**Aim of the exercise:**
Return each line that holds the word "plain".
.....
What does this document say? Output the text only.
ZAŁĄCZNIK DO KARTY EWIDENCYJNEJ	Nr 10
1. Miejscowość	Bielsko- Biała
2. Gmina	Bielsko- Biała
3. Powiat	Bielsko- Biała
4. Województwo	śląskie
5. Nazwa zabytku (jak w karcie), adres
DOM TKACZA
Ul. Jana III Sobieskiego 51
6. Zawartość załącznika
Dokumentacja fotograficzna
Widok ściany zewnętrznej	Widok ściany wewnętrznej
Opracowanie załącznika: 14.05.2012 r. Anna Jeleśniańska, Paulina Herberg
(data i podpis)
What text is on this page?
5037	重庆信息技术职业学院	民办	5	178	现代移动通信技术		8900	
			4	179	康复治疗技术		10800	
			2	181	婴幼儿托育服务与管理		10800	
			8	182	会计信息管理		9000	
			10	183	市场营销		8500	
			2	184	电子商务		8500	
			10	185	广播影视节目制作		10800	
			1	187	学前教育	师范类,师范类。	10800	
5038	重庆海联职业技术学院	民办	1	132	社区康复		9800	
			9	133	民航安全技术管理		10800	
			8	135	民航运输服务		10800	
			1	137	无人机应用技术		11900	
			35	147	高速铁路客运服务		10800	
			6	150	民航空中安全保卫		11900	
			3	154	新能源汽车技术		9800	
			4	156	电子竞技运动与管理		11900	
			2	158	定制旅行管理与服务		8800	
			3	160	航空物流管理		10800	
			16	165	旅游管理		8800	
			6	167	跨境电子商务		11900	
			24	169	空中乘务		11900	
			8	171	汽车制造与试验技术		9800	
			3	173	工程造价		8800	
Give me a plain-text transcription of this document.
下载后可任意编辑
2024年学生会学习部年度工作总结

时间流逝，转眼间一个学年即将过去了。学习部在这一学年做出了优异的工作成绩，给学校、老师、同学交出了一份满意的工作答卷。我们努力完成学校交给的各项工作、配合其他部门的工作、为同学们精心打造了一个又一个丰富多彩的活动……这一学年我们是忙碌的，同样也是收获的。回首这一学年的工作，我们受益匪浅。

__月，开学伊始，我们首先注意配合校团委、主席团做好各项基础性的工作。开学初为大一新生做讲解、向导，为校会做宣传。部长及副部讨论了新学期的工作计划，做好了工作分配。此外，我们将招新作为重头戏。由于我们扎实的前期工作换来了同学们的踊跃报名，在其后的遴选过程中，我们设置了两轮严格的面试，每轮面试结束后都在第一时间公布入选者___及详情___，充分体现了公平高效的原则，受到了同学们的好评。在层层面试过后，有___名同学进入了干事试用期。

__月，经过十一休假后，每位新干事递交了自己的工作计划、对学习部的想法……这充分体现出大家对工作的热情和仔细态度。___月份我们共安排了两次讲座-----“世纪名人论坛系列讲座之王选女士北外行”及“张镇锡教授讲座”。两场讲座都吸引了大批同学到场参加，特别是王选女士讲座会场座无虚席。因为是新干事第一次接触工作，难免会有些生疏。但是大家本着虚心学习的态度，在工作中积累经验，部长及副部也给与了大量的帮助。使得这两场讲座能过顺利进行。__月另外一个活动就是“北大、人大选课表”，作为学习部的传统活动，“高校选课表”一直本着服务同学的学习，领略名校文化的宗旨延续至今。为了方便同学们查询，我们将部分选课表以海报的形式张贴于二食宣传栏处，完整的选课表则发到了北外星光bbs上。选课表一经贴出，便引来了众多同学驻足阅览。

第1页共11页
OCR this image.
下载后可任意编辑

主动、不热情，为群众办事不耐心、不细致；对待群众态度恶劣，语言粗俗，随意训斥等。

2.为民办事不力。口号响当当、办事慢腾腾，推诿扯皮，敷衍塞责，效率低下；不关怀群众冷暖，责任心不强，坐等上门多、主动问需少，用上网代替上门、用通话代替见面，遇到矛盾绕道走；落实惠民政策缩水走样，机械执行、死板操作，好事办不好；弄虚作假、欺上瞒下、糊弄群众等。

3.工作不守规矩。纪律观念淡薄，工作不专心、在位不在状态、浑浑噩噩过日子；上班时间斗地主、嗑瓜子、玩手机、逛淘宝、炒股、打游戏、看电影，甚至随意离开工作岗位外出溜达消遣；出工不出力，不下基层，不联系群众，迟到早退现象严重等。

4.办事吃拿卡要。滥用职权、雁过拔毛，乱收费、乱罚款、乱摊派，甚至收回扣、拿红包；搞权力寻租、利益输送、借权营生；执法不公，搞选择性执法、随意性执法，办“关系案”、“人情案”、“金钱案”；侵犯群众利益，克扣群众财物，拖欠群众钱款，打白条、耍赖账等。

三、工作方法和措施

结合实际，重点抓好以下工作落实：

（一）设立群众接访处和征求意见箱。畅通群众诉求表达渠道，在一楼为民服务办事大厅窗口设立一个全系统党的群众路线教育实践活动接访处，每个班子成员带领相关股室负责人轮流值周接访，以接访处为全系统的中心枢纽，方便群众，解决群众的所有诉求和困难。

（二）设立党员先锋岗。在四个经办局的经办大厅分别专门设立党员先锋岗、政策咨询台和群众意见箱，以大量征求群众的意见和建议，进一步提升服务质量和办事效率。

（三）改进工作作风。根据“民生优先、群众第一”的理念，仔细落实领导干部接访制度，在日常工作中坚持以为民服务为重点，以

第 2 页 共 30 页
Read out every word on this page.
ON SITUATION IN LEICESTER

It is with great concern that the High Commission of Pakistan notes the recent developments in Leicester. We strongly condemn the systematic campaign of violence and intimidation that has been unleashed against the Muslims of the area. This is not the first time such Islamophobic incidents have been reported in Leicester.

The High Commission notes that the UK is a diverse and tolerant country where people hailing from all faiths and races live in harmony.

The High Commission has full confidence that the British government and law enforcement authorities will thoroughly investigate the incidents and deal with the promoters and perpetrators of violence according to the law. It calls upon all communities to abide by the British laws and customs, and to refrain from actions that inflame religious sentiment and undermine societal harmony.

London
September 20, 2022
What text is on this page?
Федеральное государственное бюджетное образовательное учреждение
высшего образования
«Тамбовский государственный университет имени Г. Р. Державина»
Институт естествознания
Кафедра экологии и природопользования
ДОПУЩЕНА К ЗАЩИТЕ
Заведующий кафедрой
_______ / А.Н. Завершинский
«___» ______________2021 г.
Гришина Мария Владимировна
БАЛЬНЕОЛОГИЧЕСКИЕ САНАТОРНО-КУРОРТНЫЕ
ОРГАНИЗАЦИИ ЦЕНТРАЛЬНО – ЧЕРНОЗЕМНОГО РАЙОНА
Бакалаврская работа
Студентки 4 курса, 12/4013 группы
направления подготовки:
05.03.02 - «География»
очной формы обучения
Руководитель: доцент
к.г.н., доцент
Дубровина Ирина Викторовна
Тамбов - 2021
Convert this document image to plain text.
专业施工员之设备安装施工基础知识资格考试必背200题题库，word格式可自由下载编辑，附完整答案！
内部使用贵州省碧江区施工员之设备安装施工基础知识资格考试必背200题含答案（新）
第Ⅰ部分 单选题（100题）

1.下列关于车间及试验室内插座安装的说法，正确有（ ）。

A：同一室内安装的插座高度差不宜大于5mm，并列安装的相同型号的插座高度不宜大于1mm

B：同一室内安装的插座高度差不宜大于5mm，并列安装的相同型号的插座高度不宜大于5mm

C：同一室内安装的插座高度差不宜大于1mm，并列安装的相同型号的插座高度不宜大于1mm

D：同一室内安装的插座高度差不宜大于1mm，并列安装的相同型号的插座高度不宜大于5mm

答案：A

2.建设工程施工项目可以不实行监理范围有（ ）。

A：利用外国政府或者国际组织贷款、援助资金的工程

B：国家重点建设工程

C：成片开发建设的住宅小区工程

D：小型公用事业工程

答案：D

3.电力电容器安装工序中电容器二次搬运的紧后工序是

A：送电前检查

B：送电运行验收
.....
**The answer:**
Give me a plain-text transcription of this document.
Convert this document image to plain text.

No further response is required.